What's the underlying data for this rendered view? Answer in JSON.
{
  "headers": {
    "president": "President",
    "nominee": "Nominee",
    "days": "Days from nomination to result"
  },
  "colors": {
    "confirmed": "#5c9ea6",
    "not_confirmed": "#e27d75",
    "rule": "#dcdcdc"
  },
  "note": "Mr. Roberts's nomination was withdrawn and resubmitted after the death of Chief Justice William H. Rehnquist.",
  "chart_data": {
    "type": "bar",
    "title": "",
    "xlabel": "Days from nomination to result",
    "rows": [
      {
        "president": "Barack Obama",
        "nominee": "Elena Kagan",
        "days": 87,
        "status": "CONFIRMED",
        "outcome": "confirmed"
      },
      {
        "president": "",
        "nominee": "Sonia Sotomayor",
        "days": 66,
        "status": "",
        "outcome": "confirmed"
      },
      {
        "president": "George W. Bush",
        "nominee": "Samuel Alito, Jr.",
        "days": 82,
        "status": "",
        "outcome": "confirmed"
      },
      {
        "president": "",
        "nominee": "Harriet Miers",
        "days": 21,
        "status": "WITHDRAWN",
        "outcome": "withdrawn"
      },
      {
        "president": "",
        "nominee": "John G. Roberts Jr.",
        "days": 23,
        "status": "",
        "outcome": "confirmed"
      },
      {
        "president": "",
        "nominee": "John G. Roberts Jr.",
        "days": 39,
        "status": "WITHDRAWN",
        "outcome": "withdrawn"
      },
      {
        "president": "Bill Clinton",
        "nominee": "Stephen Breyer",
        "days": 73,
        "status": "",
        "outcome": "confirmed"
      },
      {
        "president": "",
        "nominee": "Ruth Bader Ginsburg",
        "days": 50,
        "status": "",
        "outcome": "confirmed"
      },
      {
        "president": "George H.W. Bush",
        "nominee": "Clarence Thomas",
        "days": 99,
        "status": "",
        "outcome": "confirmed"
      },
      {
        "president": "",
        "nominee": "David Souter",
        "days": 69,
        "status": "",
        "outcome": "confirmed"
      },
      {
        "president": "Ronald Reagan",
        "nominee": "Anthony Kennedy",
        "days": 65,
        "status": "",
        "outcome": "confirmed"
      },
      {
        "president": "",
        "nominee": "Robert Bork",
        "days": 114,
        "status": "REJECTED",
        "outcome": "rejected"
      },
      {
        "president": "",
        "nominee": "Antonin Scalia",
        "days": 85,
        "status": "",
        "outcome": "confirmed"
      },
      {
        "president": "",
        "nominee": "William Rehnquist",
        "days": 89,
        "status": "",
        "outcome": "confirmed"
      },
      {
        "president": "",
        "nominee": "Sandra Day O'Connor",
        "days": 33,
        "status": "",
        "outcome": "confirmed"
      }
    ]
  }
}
━━━━━━━━━━━━━━━━
→ **GIVEN PROBLEM**
Isolate the lines that hold the word "result" and copy all of them.

→ **REPLY**
    "days": "Days from nomination to result"
    "xlabel": "Days from nomination to result",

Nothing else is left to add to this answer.